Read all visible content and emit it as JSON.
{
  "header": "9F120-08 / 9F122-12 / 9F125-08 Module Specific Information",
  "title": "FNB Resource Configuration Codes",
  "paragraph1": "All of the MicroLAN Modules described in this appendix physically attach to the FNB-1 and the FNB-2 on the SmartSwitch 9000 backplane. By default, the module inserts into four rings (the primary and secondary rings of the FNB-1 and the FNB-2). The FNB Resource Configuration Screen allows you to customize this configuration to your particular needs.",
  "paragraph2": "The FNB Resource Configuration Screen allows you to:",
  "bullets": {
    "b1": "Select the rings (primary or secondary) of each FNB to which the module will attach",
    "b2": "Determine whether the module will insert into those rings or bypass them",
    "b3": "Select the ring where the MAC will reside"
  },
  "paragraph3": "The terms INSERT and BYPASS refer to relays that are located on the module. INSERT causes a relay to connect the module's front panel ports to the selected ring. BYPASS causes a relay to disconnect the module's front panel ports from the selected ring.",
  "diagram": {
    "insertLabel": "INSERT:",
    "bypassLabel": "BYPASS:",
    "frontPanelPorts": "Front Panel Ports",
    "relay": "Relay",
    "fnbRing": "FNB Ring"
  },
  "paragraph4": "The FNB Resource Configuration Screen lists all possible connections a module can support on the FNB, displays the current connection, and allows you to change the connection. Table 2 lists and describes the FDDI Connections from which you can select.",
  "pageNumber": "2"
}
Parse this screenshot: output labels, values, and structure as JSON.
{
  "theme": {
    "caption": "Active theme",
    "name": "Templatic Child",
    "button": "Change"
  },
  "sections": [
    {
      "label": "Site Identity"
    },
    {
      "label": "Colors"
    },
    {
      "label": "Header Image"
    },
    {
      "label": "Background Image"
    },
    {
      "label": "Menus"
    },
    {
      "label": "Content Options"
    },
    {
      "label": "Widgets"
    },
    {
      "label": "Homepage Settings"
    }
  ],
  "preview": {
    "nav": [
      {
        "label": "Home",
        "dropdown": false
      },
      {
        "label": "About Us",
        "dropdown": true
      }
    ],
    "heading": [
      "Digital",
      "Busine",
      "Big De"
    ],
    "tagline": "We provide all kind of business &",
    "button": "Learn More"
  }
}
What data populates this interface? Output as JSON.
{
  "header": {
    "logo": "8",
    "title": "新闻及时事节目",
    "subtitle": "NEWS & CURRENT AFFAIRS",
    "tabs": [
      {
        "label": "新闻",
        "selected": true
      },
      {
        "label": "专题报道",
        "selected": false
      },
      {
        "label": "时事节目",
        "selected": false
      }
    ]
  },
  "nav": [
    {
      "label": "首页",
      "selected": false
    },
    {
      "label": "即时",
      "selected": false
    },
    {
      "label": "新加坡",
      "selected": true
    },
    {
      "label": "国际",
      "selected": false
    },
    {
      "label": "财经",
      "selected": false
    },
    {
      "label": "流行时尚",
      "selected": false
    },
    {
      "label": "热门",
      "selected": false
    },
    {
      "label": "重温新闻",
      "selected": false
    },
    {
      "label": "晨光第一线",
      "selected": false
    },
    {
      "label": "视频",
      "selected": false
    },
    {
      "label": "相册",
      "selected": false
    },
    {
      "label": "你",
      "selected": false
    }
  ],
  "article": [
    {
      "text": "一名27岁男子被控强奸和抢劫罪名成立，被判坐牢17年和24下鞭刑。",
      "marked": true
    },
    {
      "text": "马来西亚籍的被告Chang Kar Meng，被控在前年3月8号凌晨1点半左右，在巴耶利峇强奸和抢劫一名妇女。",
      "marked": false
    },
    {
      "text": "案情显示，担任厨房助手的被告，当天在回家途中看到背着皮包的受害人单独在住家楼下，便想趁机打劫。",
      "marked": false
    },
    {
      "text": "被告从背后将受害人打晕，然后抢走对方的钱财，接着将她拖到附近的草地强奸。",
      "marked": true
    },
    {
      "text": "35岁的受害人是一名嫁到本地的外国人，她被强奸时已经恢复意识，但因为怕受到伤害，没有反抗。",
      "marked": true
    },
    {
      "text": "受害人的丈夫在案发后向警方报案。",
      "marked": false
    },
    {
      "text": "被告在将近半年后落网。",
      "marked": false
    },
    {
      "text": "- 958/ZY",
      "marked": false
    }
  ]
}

§ GIVEN TASK
From the entries above, extract each line containing "Image".

§ SOLUTION FOR THIS EXERCISE
      "label": "Header Image"
      "label": "Background Image"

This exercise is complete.